Required task ->
Where the word "JSON" occurs in a line, return that line.
-- START Data supplied --
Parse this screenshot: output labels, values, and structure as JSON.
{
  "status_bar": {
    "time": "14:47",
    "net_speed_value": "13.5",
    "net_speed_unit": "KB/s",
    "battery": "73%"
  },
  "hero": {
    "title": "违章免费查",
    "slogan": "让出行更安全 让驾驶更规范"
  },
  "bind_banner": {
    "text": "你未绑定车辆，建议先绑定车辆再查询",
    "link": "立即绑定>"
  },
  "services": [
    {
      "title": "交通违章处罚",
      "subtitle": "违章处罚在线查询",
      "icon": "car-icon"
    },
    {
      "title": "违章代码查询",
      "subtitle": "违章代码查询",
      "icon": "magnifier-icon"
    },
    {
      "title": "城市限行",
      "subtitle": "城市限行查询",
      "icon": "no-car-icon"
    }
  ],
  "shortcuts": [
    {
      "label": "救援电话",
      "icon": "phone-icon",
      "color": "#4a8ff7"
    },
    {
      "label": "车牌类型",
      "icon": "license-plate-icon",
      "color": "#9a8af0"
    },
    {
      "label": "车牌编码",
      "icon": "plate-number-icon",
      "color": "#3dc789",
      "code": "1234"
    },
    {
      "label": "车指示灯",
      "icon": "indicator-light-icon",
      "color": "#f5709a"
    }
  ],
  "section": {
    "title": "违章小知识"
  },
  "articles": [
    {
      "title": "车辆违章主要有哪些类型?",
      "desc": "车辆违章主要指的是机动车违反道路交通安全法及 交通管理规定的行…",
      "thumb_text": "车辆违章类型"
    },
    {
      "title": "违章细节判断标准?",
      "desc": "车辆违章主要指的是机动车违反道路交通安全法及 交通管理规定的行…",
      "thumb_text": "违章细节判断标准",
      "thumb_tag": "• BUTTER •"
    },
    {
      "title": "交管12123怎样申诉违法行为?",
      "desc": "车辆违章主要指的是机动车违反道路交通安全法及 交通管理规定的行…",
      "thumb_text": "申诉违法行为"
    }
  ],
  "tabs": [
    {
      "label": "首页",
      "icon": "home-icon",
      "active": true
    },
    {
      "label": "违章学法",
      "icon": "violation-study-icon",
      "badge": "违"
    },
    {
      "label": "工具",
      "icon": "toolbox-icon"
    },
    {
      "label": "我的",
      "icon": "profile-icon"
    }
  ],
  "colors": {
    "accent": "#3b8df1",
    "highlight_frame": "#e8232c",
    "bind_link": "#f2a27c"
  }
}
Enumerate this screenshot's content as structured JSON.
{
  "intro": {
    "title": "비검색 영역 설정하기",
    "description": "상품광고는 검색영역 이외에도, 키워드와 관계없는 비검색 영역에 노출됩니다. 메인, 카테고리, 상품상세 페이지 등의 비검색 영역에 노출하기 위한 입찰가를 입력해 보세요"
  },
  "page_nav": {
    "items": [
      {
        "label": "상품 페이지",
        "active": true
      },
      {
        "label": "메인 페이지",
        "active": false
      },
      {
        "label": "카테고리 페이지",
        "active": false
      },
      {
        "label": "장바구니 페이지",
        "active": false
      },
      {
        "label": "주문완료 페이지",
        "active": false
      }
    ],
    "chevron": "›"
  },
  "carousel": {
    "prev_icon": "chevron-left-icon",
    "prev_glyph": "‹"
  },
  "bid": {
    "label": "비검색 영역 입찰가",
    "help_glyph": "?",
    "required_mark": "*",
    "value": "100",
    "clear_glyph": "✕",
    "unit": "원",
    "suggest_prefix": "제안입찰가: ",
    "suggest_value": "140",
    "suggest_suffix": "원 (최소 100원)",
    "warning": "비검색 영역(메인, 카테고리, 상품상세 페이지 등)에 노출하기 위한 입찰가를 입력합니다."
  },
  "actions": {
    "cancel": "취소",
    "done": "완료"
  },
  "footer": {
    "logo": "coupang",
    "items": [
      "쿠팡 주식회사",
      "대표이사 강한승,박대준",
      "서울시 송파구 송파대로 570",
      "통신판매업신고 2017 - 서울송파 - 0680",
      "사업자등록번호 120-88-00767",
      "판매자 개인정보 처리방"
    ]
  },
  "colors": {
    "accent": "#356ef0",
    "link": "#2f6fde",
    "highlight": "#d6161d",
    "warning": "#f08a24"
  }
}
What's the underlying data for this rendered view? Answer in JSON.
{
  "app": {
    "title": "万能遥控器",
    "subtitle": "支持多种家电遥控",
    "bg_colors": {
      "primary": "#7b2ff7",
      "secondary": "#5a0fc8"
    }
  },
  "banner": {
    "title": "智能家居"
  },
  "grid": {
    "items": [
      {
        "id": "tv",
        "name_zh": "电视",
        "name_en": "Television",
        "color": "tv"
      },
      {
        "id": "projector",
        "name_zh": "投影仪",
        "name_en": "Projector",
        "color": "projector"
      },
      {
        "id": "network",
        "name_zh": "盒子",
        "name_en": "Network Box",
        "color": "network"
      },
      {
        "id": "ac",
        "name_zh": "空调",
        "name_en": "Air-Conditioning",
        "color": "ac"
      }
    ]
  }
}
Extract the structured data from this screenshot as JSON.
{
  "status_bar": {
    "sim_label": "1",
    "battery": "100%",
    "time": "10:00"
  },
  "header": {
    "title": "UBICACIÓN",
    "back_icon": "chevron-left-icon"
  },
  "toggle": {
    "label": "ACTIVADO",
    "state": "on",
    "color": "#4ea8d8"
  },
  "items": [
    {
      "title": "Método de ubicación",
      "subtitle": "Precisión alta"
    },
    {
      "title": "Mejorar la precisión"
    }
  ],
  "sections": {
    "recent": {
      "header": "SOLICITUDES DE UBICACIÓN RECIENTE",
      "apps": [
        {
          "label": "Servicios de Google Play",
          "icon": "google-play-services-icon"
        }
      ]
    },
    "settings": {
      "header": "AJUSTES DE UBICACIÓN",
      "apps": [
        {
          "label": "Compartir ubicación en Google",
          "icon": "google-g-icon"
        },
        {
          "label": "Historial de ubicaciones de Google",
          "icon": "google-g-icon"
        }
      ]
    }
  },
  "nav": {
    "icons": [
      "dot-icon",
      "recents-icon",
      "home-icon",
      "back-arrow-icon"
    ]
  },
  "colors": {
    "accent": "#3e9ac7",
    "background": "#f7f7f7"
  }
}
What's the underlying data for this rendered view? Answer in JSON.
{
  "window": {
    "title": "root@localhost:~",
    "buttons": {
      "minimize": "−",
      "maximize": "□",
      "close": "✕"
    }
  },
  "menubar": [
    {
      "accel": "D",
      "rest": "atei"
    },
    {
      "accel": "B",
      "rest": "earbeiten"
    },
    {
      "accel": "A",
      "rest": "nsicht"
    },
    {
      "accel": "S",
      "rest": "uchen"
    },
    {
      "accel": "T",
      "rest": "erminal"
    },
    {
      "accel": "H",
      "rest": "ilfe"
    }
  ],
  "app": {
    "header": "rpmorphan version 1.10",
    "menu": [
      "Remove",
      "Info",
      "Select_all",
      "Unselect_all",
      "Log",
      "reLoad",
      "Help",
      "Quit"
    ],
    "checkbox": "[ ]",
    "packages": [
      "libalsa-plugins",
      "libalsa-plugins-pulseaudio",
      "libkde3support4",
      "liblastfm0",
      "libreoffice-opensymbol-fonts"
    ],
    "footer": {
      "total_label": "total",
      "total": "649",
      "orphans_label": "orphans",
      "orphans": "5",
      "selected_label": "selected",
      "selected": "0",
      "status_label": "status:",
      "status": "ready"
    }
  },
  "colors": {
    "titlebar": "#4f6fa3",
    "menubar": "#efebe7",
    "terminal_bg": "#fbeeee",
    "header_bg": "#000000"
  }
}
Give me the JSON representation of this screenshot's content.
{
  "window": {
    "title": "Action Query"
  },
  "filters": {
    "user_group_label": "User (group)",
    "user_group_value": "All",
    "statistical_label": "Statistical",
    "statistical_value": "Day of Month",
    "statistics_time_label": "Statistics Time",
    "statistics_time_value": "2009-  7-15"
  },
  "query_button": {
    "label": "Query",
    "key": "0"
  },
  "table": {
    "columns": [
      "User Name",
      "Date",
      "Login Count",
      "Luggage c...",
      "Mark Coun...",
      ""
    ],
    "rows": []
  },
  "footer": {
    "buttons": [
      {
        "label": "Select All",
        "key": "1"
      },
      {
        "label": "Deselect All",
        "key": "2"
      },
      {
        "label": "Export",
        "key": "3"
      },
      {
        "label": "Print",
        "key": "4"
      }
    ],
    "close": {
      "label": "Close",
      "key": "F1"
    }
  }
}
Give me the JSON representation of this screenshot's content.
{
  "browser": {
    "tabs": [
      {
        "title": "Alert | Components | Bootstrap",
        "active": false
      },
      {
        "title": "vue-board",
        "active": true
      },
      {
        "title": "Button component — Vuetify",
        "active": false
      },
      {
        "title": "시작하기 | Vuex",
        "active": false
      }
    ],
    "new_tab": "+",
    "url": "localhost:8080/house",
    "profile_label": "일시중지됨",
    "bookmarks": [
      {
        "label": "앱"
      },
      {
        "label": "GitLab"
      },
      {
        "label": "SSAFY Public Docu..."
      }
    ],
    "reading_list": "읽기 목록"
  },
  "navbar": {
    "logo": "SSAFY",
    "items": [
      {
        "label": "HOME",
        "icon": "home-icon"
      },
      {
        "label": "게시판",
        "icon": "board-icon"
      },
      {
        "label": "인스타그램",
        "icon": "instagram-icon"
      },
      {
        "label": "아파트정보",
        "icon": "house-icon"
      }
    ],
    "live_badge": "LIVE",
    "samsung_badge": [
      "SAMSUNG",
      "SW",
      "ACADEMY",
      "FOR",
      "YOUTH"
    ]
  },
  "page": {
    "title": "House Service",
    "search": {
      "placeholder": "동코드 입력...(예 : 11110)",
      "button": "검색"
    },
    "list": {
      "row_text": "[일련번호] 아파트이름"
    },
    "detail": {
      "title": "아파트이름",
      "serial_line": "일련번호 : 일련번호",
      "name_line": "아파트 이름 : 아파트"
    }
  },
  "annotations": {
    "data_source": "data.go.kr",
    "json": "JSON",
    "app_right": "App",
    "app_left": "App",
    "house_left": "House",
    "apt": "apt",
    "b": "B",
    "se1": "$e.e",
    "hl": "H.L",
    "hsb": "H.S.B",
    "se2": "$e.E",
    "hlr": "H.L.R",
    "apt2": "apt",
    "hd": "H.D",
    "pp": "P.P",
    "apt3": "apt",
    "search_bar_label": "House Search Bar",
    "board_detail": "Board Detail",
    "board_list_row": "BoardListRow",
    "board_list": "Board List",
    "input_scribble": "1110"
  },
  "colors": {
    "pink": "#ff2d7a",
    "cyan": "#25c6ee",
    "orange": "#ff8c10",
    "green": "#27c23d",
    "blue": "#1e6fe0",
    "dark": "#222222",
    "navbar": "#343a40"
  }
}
-- END Data supplied --
Finished exercise ->
Parse this screenshot: output labels, values, and structure as JSON.
Enumerate this screenshot's content as structured JSON.
What's the underlying data for this rendered view? Answer in JSON.
Extract the structured data from this screenshot as JSON.
What's the underlying data for this rendered view? Answer in JSON.
Give me the JSON representation of this screenshot's content.
Give me the JSON representation of this screenshot's content.
    "json": "JSON",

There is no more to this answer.